** Start Data extract **

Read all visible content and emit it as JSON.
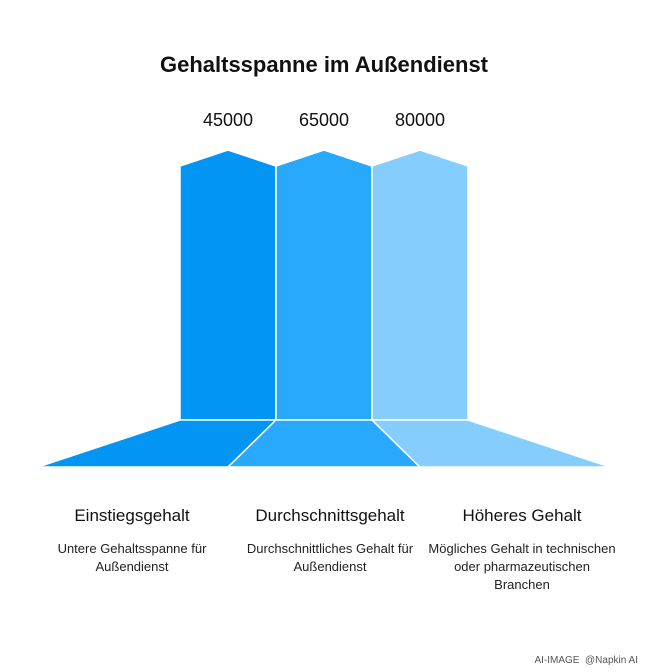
{
  "title": "Gehaltsspanne im Außendienst",
  "colors": {
    "left": "#0395f4",
    "middle": "#28a9fb",
    "right": "#85cdfd"
  },
  "tiers": [
    {
      "value": "45000",
      "name": "Einstiegsgehalt",
      "description": "Untere Gehaltsspanne für Außendienst"
    },
    {
      "value": "65000",
      "name": "Durchschnittsgehalt",
      "description": "Durchschnittliches Gehalt für Außendienst"
    },
    {
      "value": "80000",
      "name": "Höheres Gehalt",
      "description": "Mögliches Gehalt in technischen oder pharmazeutischen Branchen"
    }
  ],
  "footer": {
    "source": "AI-IMAGE",
    "brand": "@Napkin AI"
  }
}
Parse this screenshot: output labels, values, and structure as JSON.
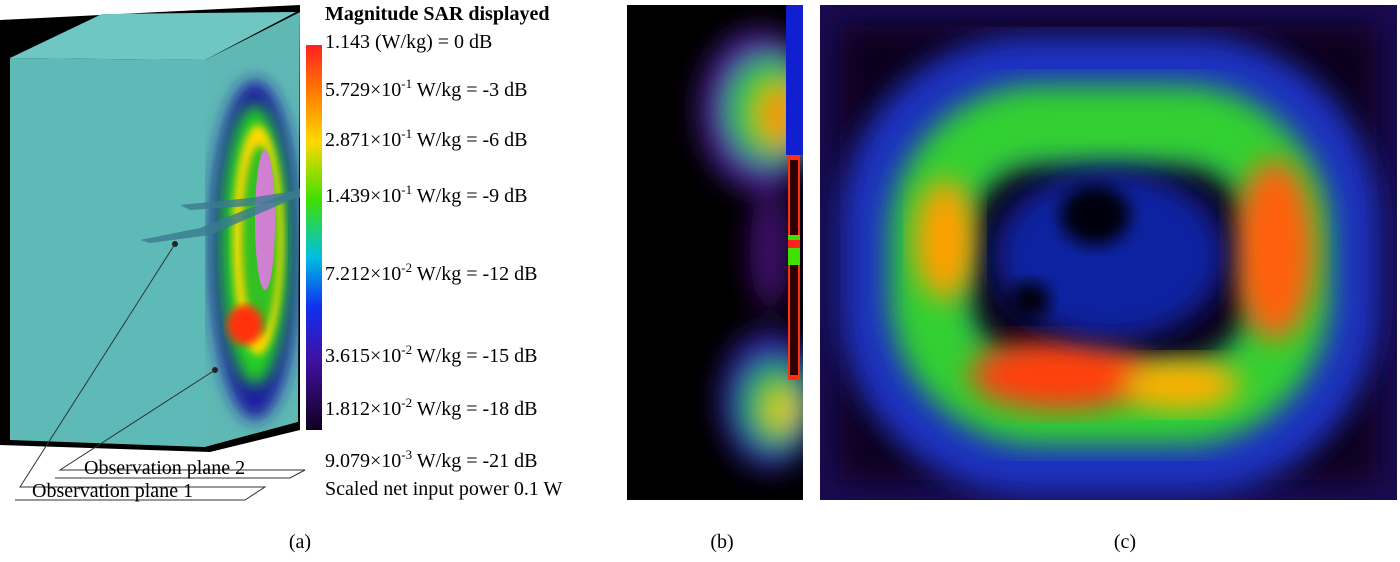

** End Data extract **

● **Work to do**
Pictures stay out; reproduce every line of the records exactly.

● **Written answer**
Read all visible content and emit it as JSON.
{
  "title": "Gehaltsspanne im Außendienst",
  "colors": {
    "left": "#0395f4",
    "middle": "#28a9fb",
    "right": "#85cdfd"
  },
  "tiers": [
    {
      "value": "45000",
      "name": "Einstiegsgehalt",
      "description": "Untere Gehaltsspanne für Außendienst"
    },
    {
      "value": "65000",
      "name": "Durchschnittsgehalt",
      "description": "Durchschnittliches Gehalt für Außendienst"
    },
    {
      "value": "80000",
      "name": "Höheres Gehalt",
      "description": "Mögliches Gehalt in technischen oder pharmazeutischen Branchen"
    }
  ],
  "footer": {
    "source": "AI-IMAGE",
    "brand": "@Napkin AI"
  }
}
Parse this screenshot: output labels, values, and structure as JSON.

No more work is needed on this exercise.